§ **Instructions for the task**: Whenever a line below holds the word "label", copy that line.

§ **Source data**:
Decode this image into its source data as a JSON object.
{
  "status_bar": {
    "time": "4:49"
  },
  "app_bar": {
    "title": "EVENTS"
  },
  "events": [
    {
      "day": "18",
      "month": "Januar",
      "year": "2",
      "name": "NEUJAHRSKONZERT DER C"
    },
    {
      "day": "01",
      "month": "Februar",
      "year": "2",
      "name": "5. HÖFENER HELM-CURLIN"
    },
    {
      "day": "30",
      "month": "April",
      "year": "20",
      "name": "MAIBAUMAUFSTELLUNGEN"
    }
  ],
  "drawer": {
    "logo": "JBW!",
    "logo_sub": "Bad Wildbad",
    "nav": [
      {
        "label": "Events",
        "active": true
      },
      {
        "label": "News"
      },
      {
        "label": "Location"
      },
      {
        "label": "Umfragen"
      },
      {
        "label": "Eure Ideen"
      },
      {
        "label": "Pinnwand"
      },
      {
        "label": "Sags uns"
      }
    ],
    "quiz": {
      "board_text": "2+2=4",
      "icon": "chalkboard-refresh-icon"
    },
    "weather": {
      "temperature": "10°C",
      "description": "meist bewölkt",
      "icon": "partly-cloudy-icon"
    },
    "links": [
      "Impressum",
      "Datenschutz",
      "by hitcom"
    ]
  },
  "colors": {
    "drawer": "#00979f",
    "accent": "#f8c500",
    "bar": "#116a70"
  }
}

§ **Result of the exercise**:
        "label": "Events",
        "label": "News"
        "label": "Location"
        "label": "Umfragen"
        "label": "Eure Ideen"
        "label": "Pinnwand"
        "label": "Sags uns"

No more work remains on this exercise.